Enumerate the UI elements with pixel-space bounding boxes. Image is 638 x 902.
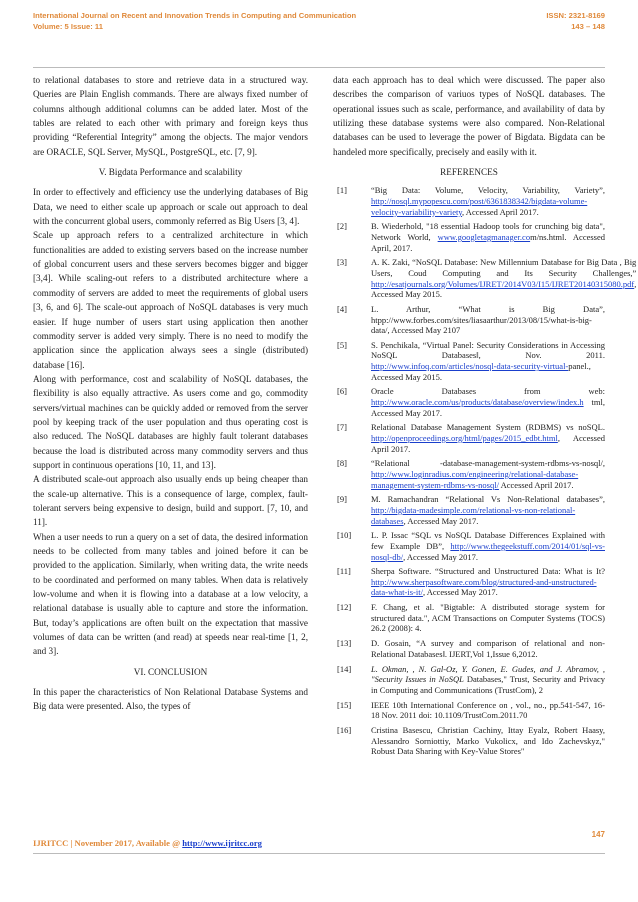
reference-link[interactable]: http://www.thegeekstuff.com/2014/01/sql-vs-nosql-db/ [371, 540, 605, 562]
reference-citation: Oracle Databases from web: [371, 386, 605, 397]
paragraph: data each approach has to deal which were discussed. The paper also describes the comparison of variuos types of NoSQL databases. The operational issues such as scale, performance, and availability of data by utilizing these database systems were also compared. Non-Relational databases can be used to leverage the power of Bigdata. Bigdata can be handeled more specifically, precisely and easily with it. [333, 75, 605, 157]
reference-item [333, 257, 637, 300]
reference-access-note: , Accessed April 2017. [371, 433, 605, 454]
reference-number: [16] [337, 724, 352, 735]
paragraph: In order to effectively and efficiency use the underlying databases of Big Data, we need to either scale up approach or scale out approach to deal with the concurrent global users, commonly referred as Big Users [3, 4]. [33, 187, 308, 227]
reference-number: [4] [337, 303, 347, 314]
journal-title: International Journal on Recent and Innovation Trends in Computing and Communication [33, 11, 357, 20]
reference-citation: L. Arthur, “What is Big Data”, htpp://www.forbes.com/sites/liasaarthur/2013/08/15/what-is-big-data/, Accessed May 2107 [371, 303, 605, 336]
reference-citation-italic: L. Okman, , N. Gal-Oz, Y. Gonen, E. Gudes, and J. Abramov, , "Security Issues in NoSQL [371, 663, 605, 685]
reference-number: [14] [337, 663, 352, 674]
journal-volume: Volume: 5 Issue: 11 [33, 22, 103, 31]
reference-item [333, 458, 605, 490]
reference-item [333, 700, 605, 721]
reference-text [371, 304, 605, 336]
reference-citation: A. K. Zaki, “NoSQL Database: New Millennium Database for Big Data , Big Users, Coud Computing and Its Security Challenges,” [371, 257, 637, 278]
reference-citation: Cristina Basescu, Christian Cachiny, Ittay Eyalz, Robert Haasy, Alessandro Sorniottiy, Marko Vukolicx, and Ido Zachevskyz," Robust Data Sharing with Key-Value Stores" [371, 724, 605, 757]
paragraph: In this paper the characteristics of Non Relational Database Systems and Big data were presented. Also, the types of [33, 687, 308, 712]
reference-item [333, 664, 605, 696]
reference-item [333, 386, 605, 418]
reference-link[interactable]: http://esatjournals.org/Volumes/IJRET/2014V03/I15/IJRET20140315080.pdf [371, 278, 635, 289]
reference-citation: S. Penchikala, “Virtual Panel: Security Considerations in Accessing NoSQL Databases‖, Nov. 2011. [371, 339, 605, 361]
paragraph: Along with performance, cost and scalability of NoSQL databases, the flexibility is also equally attractive. As users come and go, commodity servers/virtual machines can be quickly added or removed from the server pool by keeping track of the user population and thus operating cost is also reduced. The NoSQL databases are highly fault tolerant databases because the load is distributed across many commodity servers and thus support in continuous operations [10, 11, and 13]. [33, 373, 308, 470]
reference-citation: Sherpa Software. “Structured and Unstructured Data: What is It? [371, 566, 605, 577]
reference-item [333, 304, 605, 336]
left-column [33, 73, 308, 714]
reference-number: [5] [337, 339, 347, 350]
reference-link[interactable]: http://www.infoq.com/articles/nosql-data-security-virtual- [371, 361, 569, 372]
reference-access-note: , Accessed May 2017. [422, 587, 498, 598]
reference-number: [7] [337, 422, 347, 433]
section-heading: VI. CONCLUSION [133, 666, 208, 677]
footer-link[interactable]: http://www.ijritcc.org [182, 838, 262, 848]
reference-access-note: panel., Accessed May 2015. [371, 361, 591, 382]
reference-text [371, 185, 605, 217]
journal-info [33, 10, 356, 32]
reference-link[interactable]: http://www.sherpasoftware.com/blog/structured-and-unstructured-data-what-is-it/ [371, 576, 597, 598]
reference-text [371, 340, 605, 382]
reference-text [371, 602, 605, 634]
reference-access-note: Databases," Trust, Security and Privacy in Computing and Communications (TrustCom), 2 [371, 674, 606, 695]
header-divider [33, 67, 605, 68]
page-header [33, 10, 605, 60]
reference-citation: “Relational -database-management-system-rdbms-vs-nosql/, [371, 458, 605, 469]
reference-number: [9] [337, 494, 347, 505]
reference-citation: M. Ramachandran “Relational Vs Non-Relational databases”, [371, 494, 605, 505]
reference-link[interactable]: www.googletagmanager.co [437, 231, 531, 242]
reference-access-note: , Accessed May 2017. [403, 551, 478, 562]
reference-text [371, 494, 605, 526]
page-footer [33, 838, 262, 848]
reference-list [333, 185, 637, 757]
reference-text [371, 530, 605, 562]
paragraph: When a user needs to run a query on a set of data, the desired information needs to be collected from many tables and joined before it can be provided to the application. Similarly, when writing data, the write needs to be coordinated and performed on many tables. When data is relatively low-volume and when it is flowing into a database at a low velocity, a relational database is usually able to capture and store the information. But, today’s applications are often built on the expectation that massive volumes of data can be written (and read) at speeds near real-time [1, 2, and 3]. [33, 531, 308, 657]
issn: ISSN: 2321-8169 [546, 11, 605, 20]
reference-access-note: Accessed April 2017. [498, 479, 574, 490]
footer-divider [33, 853, 605, 854]
reference-text [371, 257, 636, 299]
reference-item [333, 602, 605, 634]
reference-text [371, 386, 605, 418]
reference-number: [1] [337, 185, 347, 196]
reference-link[interactable]: http://bigdata-madesimple.com/relational-vs-non-relational-databases [371, 504, 576, 526]
right-column [333, 73, 637, 761]
reference-access-note: m/ns.html. Accessed April, 2017. [371, 231, 606, 253]
reference-text [371, 638, 605, 659]
reference-number: [10] [337, 530, 352, 541]
paragraph: A distributed scale-out approach also usually ends up being cheaper than the scale-up alternative. This is a consequence of large, complex, fault-tolerant servers being expensive to design, build and support. [7, 10, and 11]. [33, 474, 308, 528]
reference-text [371, 221, 605, 253]
reference-item [333, 494, 605, 526]
reference-item [333, 422, 605, 454]
reference-access-note: , Accessed April 2017. [462, 206, 539, 217]
paragraph: Scale up approach refers to a centralized architecture in which functionalities are added to existing servers based on the increase number of global concurrent users and these servers becomes bigger and bigger [3,4]. While scaling-out refers to a distributed architecture where a commodity of servers are added to meet the requirements of global users [3, 6, and 6]. The scale-out approach of NoSQL databases is very much easier. If huge number of users start using application then another commodity server is added very simply. There is no need to modify the application since the application always sees a single (distributed) database [16]. [33, 230, 308, 370]
reference-number: [13] [337, 638, 352, 649]
reference-item [333, 221, 605, 253]
reference-citation: “Big Data: Volume, Velocity, Variability, Variety”, [371, 185, 605, 196]
section-heading: V. Bigdata Performance and scalability [98, 167, 243, 178]
paragraph: to relational databases to store and retrieve data in a structured way. Queries are Plain English commands. There are always fixed number of columns although additional columns can be added later. Most of the tables are related to each other with primary and foreign keys thus providing “Referential Integrity” among the objects. The major vendors are ORACLE, SQL Server, MySQL, PostgreSQL, etc. [7, 9]. [33, 75, 308, 157]
reference-text [371, 458, 605, 490]
reference-citation: B. Wiederhold, "18 essential Hadoop tools for crunching big data", Network World, [371, 221, 605, 242]
reference-text [371, 725, 605, 757]
reference-access-note: tml, Accessed May 2017. [371, 397, 605, 418]
reference-text [371, 566, 605, 598]
reference-citation: Relational Database Management System (RDBMS) vs noSQL. [371, 422, 605, 433]
reference-number: [12] [337, 602, 352, 613]
reference-citation: D. Gosain, “A survey and comparison of relational and non-Relational Databases‖. IJERT,Vol 1,Issue 6,2012. [371, 638, 605, 659]
reference-number: [8] [337, 458, 347, 469]
references-heading: REFERENCES [440, 167, 498, 178]
reference-item [333, 185, 605, 217]
reference-access-note: , Accessed May 2017. [403, 515, 479, 526]
reference-link[interactable]: http://nosql.mypopescu.com/post/6361838342/bigdata-volume-velocity-variability-variety [371, 196, 588, 217]
reference-access-note: , Accessed May 2015. [371, 278, 637, 300]
reference-item [333, 725, 605, 757]
reference-item [333, 340, 605, 382]
page-number: 147 [591, 830, 605, 839]
issn-info [546, 10, 605, 32]
reference-number: [6] [337, 386, 347, 397]
reference-link[interactable]: http://www.oracle.com/us/products/database/overview/index.h [371, 397, 584, 408]
reference-number: [15] [337, 699, 352, 710]
reference-number: [3] [337, 257, 347, 268]
reference-item [333, 530, 605, 562]
reference-text [371, 422, 605, 454]
reference-citation: F. Chang, et al. "Bigtable: A distributed storage system for structured data.", ACM Transactions on Computer Systems (TOCS) 26.2 (2008): 4. [371, 602, 605, 634]
reference-link[interactable]: http://www.loginradius.com/engineering/relational-database-management-system-rdbms-vs-nosql/ [371, 468, 579, 490]
reference-citation: IEEE 10th International Conference on , vol., no., pp.541-547, 16-18 Nov. 2011 doi: 10.1109/TrustCom.2011.70 [371, 699, 605, 721]
page-range: 143 – 148 [571, 22, 605, 31]
reference-item [333, 566, 605, 598]
reference-item [333, 638, 605, 659]
reference-text [371, 664, 605, 696]
footer-text: IJRITCC | November 2017, Available @ [33, 838, 183, 848]
reference-citation: L. P. Issac “SQL vs NoSQL Database Differences Explained with few Example DB”, [371, 530, 605, 551]
reference-number: [11] [337, 566, 351, 577]
reference-link[interactable]: http://openproceedings.org/html/pages/2015_edbt.html [371, 433, 558, 443]
reference-number: [2] [337, 221, 347, 232]
reference-text [371, 700, 605, 721]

Task details:
Extract each line above that contains the string "Computing".

Exercise response:
journal-title: International Journal on Recent and Innovation Trends in Computing and Communication [33, 11, 357, 20]
reference-citation: A. K. Zaki, “NoSQL Database: New Millennium Database for Big Data , Big Users, Coud Computing and Its Security Challenges,” [371, 257, 637, 278]
reference-access-note: Databases," Trust, Security and Privacy in Computing and Communications (TrustCom), 2 [371, 674, 606, 695]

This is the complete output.